Repeat each line word for word.

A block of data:

* * *

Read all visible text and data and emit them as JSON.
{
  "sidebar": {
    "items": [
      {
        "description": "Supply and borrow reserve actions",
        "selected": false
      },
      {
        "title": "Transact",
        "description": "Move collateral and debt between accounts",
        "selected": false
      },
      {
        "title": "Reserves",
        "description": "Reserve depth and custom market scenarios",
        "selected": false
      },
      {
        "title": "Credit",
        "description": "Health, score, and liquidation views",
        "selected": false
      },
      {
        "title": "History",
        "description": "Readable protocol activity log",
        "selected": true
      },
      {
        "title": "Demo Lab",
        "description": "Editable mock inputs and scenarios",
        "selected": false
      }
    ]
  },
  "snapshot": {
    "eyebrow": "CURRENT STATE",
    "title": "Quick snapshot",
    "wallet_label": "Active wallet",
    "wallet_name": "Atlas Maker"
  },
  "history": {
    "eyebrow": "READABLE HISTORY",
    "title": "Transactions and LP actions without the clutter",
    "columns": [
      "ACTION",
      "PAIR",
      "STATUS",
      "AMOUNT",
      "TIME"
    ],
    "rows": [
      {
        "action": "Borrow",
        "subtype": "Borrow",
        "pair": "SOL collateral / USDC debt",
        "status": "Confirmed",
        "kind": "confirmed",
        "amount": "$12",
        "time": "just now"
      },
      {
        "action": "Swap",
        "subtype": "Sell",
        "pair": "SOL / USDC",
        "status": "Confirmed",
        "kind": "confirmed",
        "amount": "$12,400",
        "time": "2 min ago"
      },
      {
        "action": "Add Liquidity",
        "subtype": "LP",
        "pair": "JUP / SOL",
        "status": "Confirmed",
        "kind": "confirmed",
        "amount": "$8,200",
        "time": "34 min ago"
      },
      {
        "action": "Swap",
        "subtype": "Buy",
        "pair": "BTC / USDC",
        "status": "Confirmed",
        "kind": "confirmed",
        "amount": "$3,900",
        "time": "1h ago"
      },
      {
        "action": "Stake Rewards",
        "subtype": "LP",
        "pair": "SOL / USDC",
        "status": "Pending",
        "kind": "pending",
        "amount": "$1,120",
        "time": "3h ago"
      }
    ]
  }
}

* * *

■ **Exercise output**:
Read all visible text and data and emit them as JSON.
{
  "sidebar": {
    "items": [
      {
        "description": "Supply and borrow reserve actions",
        "selected": false
      },
      {
        "title": "Transact",
        "description": "Move collateral and debt between accounts",
        "selected": false
      },
      {
        "title": "Reserves",
        "description": "Reserve depth and custom market scenarios",
        "selected": false
      },
      {
        "title": "Credit",
        "description": "Health, score, and liquidation views",
        "selected": false
      },
      {
        "title": "History",
        "description": "Readable protocol activity log",
        "selected": true
      },
      {
        "title": "Demo Lab",
        "description": "Editable mock inputs and scenarios",
        "selected": false
      }
    ]
  },
  "snapshot": {
    "eyebrow": "CURRENT STATE",
    "title": "Quick snapshot",
    "wallet_label": "Active wallet",
    "wallet_name": "Atlas Maker"
  },
  "history": {
    "eyebrow": "READABLE HISTORY",
    "title": "Transactions and LP actions without the clutter",
    "columns": [
      "ACTION",
      "PAIR",
      "STATUS",
      "AMOUNT",
      "TIME"
    ],
    "rows": [
      {
        "action": "Borrow",
        "subtype": "Borrow",
        "pair": "SOL collateral / USDC debt",
        "status": "Confirmed",
        "kind": "confirmed",
        "amount": "$12",
        "time": "just now"
      },
      {
        "action": "Swap",
        "subtype": "Sell",
        "pair": "SOL / USDC",
        "status": "Confirmed",
        "kind": "confirmed",
        "amount": "$12,400",
        "time": "2 min ago"
      },
      {
        "action": "Add Liquidity",
        "subtype": "LP",
        "pair": "JUP / SOL",
        "status": "Confirmed",
        "kind": "confirmed",
        "amount": "$8,200",
        "time": "34 min ago"
      },
      {
        "action": "Swap",
        "subtype": "Buy",
        "pair": "BTC / USDC",
        "status": "Confirmed",
        "kind": "confirmed",
        "amount": "$3,900",
        "time": "1h ago"
      },
      {
        "action": "Stake Rewards",
        "subtype": "LP",
        "pair": "SOL / USDC",
        "status": "Pending",
        "kind": "pending",
        "amount": "$1,120",
        "time": "3h ago"
      }
    ]
  }
}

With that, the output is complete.